*Problem description*
Reproduce every entry exactly, without alteration.

Raw records:
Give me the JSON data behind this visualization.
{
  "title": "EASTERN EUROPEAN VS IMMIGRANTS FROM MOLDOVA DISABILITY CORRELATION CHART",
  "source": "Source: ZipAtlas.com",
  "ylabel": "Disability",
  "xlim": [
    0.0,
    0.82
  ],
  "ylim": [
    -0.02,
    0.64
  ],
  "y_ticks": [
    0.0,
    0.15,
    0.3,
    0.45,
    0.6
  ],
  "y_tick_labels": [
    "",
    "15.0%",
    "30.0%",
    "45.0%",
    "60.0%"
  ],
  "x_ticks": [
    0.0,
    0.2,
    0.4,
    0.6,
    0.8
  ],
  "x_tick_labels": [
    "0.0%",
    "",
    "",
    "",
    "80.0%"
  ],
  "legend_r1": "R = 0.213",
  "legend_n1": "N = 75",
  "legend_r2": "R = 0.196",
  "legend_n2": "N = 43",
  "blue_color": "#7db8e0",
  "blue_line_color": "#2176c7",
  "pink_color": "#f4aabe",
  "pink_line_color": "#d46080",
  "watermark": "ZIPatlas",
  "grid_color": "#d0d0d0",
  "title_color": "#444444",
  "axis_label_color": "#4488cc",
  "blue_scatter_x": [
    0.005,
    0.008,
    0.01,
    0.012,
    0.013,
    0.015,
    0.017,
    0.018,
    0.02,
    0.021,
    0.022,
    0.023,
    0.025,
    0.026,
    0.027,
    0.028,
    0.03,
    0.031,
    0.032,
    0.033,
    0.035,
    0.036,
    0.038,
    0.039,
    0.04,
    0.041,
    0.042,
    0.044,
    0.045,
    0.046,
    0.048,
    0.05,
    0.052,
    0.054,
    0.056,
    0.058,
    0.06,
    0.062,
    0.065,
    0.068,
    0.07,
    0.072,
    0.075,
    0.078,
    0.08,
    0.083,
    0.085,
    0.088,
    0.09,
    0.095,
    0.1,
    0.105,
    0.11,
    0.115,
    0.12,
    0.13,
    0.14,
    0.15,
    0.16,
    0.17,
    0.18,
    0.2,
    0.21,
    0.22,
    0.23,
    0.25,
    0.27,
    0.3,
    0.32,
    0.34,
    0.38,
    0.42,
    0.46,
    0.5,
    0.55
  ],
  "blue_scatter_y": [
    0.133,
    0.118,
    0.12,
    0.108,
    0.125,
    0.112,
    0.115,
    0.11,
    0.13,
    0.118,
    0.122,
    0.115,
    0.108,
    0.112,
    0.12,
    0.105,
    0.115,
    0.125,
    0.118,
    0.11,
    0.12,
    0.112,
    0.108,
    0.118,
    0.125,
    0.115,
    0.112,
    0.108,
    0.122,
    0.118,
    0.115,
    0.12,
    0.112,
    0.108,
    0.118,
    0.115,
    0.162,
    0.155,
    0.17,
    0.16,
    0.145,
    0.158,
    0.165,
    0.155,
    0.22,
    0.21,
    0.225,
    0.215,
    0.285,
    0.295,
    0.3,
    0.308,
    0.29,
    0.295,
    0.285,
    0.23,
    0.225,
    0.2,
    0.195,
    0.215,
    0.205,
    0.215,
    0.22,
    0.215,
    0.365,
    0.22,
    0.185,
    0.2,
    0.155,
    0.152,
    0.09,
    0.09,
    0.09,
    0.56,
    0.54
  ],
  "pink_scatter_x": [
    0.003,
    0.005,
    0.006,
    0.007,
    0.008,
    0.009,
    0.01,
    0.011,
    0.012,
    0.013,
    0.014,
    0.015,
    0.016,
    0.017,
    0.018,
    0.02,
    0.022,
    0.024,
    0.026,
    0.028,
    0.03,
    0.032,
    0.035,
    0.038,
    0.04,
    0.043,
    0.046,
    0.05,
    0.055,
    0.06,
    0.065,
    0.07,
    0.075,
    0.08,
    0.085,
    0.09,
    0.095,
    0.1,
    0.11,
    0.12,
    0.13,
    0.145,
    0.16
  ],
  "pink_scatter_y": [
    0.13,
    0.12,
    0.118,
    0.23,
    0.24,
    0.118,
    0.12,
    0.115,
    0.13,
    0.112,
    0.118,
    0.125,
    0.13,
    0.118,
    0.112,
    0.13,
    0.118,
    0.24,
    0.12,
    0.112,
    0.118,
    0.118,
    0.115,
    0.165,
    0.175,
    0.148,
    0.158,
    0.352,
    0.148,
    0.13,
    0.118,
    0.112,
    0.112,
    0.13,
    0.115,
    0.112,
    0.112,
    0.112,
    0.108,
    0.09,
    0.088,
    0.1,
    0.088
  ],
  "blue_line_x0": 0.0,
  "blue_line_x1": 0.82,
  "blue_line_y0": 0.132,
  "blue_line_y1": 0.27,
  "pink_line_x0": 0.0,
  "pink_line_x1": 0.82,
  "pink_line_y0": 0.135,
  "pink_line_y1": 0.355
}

*Solution to this exercise*
Give me the JSON data behind this visualization.
{
  "title": "EASTERN EUROPEAN VS IMMIGRANTS FROM MOLDOVA DISABILITY CORRELATION CHART",
  "source": "Source: ZipAtlas.com",
  "ylabel": "Disability",
  "xlim": [
    0.0,
    0.82
  ],
  "ylim": [
    -0.02,
    0.64
  ],
  "y_ticks": [
    0.0,
    0.15,
    0.3,
    0.45,
    0.6
  ],
  "y_tick_labels": [
    "",
    "15.0%",
    "30.0%",
    "45.0%",
    "60.0%"
  ],
  "x_ticks": [
    0.0,
    0.2,
    0.4,
    0.6,
    0.8
  ],
  "x_tick_labels": [
    "0.0%",
    "",
    "",
    "",
    "80.0%"
  ],
  "legend_r1": "R = 0.213",
  "legend_n1": "N = 75",
  "legend_r2": "R = 0.196",
  "legend_n2": "N = 43",
  "blue_color": "#7db8e0",
  "blue_line_color": "#2176c7",
  "pink_color": "#f4aabe",
  "pink_line_color": "#d46080",
  "watermark": "ZIPatlas",
  "grid_color": "#d0d0d0",
  "title_color": "#444444",
  "axis_label_color": "#4488cc",
  "blue_scatter_x": [
    0.005,
    0.008,
    0.01,
    0.012,
    0.013,
    0.015,
    0.017,
    0.018,
    0.02,
    0.021,
    0.022,
    0.023,
    0.025,
    0.026,
    0.027,
    0.028,
    0.03,
    0.031,
    0.032,
    0.033,
    0.035,
    0.036,
    0.038,
    0.039,
    0.04,
    0.041,
    0.042,
    0.044,
    0.045,
    0.046,
    0.048,
    0.05,
    0.052,
    0.054,
    0.056,
    0.058,
    0.06,
    0.062,
    0.065,
    0.068,
    0.07,
    0.072,
    0.075,
    0.078,
    0.08,
    0.083,
    0.085,
    0.088,
    0.09,
    0.095,
    0.1,
    0.105,
    0.11,
    0.115,
    0.12,
    0.13,
    0.14,
    0.15,
    0.16,
    0.17,
    0.18,
    0.2,
    0.21,
    0.22,
    0.23,
    0.25,
    0.27,
    0.3,
    0.32,
    0.34,
    0.38,
    0.42,
    0.46,
    0.5,
    0.55
  ],
  "blue_scatter_y": [
    0.133,
    0.118,
    0.12,
    0.108,
    0.125,
    0.112,
    0.115,
    0.11,
    0.13,
    0.118,
    0.122,
    0.115,
    0.108,
    0.112,
    0.12,
    0.105,
    0.115,
    0.125,
    0.118,
    0.11,
    0.12,
    0.112,
    0.108,
    0.118,
    0.125,
    0.115,
    0.112,
    0.108,
    0.122,
    0.118,
    0.115,
    0.12,
    0.112,
    0.108,
    0.118,
    0.115,
    0.162,
    0.155,
    0.17,
    0.16,
    0.145,
    0.158,
    0.165,
    0.155,
    0.22,
    0.21,
    0.225,
    0.215,
    0.285,
    0.295,
    0.3,
    0.308,
    0.29,
    0.295,
    0.285,
    0.23,
    0.225,
    0.2,
    0.195,
    0.215,
    0.205,
    0.215,
    0.22,
    0.215,
    0.365,
    0.22,
    0.185,
    0.2,
    0.155,
    0.152,
    0.09,
    0.09,
    0.09,
    0.56,
    0.54
  ],
  "pink_scatter_x": [
    0.003,
    0.005,
    0.006,
    0.007,
    0.008,
    0.009,
    0.01,
    0.011,
    0.012,
    0.013,
    0.014,
    0.015,
    0.016,
    0.017,
    0.018,
    0.02,
    0.022,
    0.024,
    0.026,
    0.028,
    0.03,
    0.032,
    0.035,
    0.038,
    0.04,
    0.043,
    0.046,
    0.05,
    0.055,
    0.06,
    0.065,
    0.07,
    0.075,
    0.08,
    0.085,
    0.09,
    0.095,
    0.1,
    0.11,
    0.12,
    0.13,
    0.145,
    0.16
  ],
  "pink_scatter_y": [
    0.13,
    0.12,
    0.118,
    0.23,
    0.24,
    0.118,
    0.12,
    0.115,
    0.13,
    0.112,
    0.118,
    0.125,
    0.13,
    0.118,
    0.112,
    0.13,
    0.118,
    0.24,
    0.12,
    0.112,
    0.118,
    0.118,
    0.115,
    0.165,
    0.175,
    0.148,
    0.158,
    0.352,
    0.148,
    0.13,
    0.118,
    0.112,
    0.112,
    0.13,
    0.115,
    0.112,
    0.112,
    0.112,
    0.108,
    0.09,
    0.088,
    0.1,
    0.088
  ],
  "blue_line_x0": 0.0,
  "blue_line_x1": 0.82,
  "blue_line_y0": 0.132,
  "blue_line_y1": 0.27,
  "pink_line_x0": 0.0,
  "pink_line_x1": 0.82,
  "pink_line_y0": 0.135,
  "pink_line_y1": 0.355
}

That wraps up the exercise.